Non si sprecano le manifestazioni di dissenso per la guerra in Ucraina. L’arte si muove contro la guerra. Da parte di tutta la comunità artistica e culturale internazionale è praticamente unanime il rifiuto e di dissenso manifestate attraverso vere e proprie campagne e gesti di disobbedienza culturale.

Artisti contro la Guerra. L’Ucraina si difende, la Russia è sotto attacco

Le ripercussioni sulla Russia, colpita dalle gravi sanzioni e dal biasimo di buona parte della comunità internazionale, colpiscono anche il mondo artistico e culturale. Così la guerra, politica e diplomatica, coinvolge anche il mondo dell’arte, laddove le ambasciate russe in molti paesi, fra cui l’Italia, stanno richiedendo, al fronte delle gravi sanzioni imposte dalla comunità internazionale alla Federazione, le opere artistiche ospitate nei musei e nelle gallerie di mezzo mondo. Accanto alle richieste ufficiali, moltissimi sono gli artisti che cercano di boicottare, attraverso la pacifica disobbedienza, la guerra di Putin. Alexandra Sukhareva, ad esempio, artista moscovita contemporanea invitata alla cinquantanovesima Esposizione della Biennale di Venezia, ha ritirato, insieme al collega Kirill Savchenkov, la sua partecipazione al prestigioso evento internazionale, come segno di protesta. «Non c’è posto per l’arte, quando i civili muoiono sotto i missili. Quando i cittadini dell’Ucraina si nascondono nei rifugi e quando chi dissente nel mio Paese viene ridotto al silenzio» ha commentato Sukhareva.
========================================
*Sfide*:
a – Elenca tutte le persone chiamate per nome nel testo sugli artisti contro la guerra in Ucraina.
b – Riporta fedelmente il passo del testo sugli artisti contro la guerra in Ucraina che comincia con le parole contenenti "Non si sprecano" e termina con "di disobbedienza culturale.".
Per svolgere gli esercizi ci si basa soltanto sul testo riportato sopra.

*Dati grezzi*:
========================================
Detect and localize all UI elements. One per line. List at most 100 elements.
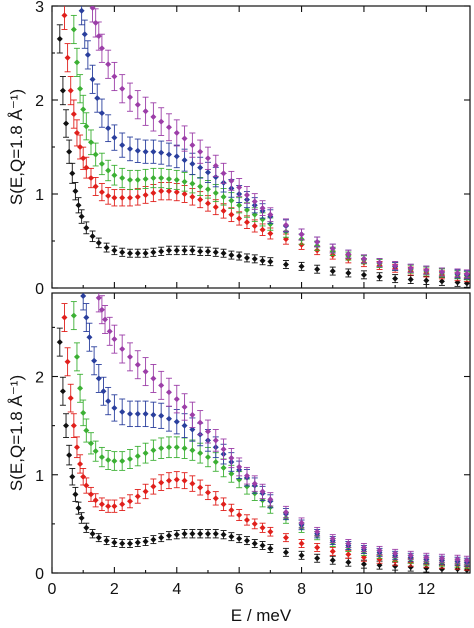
========================================
*Risposte agli esercizi*:
a – Alexandra Sukhareva, Kirill Savchenkov, Putin

b –
Non si sprecano le manifestazioni di dissenso per la guerra in Ucraina. L’arte si muove contro la guerra. Da parte di tutta la comunità artistica e culturale internazionale è praticamente unanime il rifiuto e di dissenso manifestate attraverso vere e proprie campagne e gesti di disobbedienza culturale.